- _EXTRAIT DU TEXTE_:
BERTHE MORISOT ET L’ART DU XVIIIe SIÈCLE. Watteau, Boucher, Fragonard, Perronneau. Depuis le début des années 2000, plusieurs expositions monographiques sont dédiées à Berthe Morisot (1841-1895), moins connue parmi les Impressionnistes que Mary Cassatt. La dernière était celle du musée d’Orsay en 2019 (Lettre n°483). Aujourd’hui, le musée Marmottan Monet met en exergue le goût pour le XVIIIe siècle de cette descendante du célèbre ébéniste Jacob-Desmalter (1770-1841).

- _MATÉRIEL FOURNI_:

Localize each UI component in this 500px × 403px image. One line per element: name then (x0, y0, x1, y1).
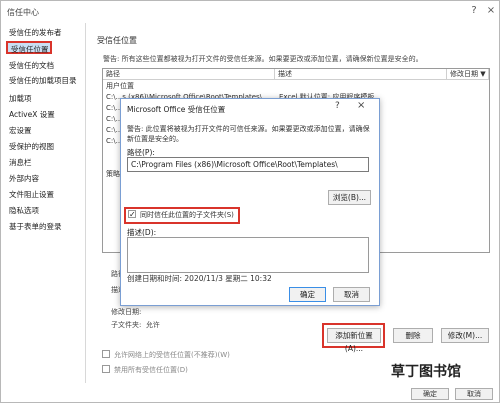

- _CONSIGNES_:
A – D’après le texte sur Berthe Morisot, quel musée met aujourd’hui en avant son goût pour le XVIIIe siècle ?
B – Recopiez le passage du texte sur Berthe Morisot qui va de « BERTHE MORISOT ET » jusqu’à « ébéniste Jacob-Desmalter (1770-1841). » inclus.

- _RÉPONSES FINALES_:
A – Le musée Marmottan Monet.

B –
BERTHE MORISOT ET L’ART DU XVIIIe SIÈCLE. Watteau, Boucher, Fragonard, Perronneau. Depuis le début des années 2000, plusieurs expositions monographiques sont dédiées à Berthe Morisot (1841-1895), moins connue parmi les Impressionnistes que Mary Cassatt. La dernière était celle du musée d’Orsay en 2019 (Lettre n°483). Aujourd’hui, le musée Marmottan Monet met en exergue le goût pour le XVIIIe siècle de cette descendante du célèbre ébéniste Jacob-Desmalter (1770-1841).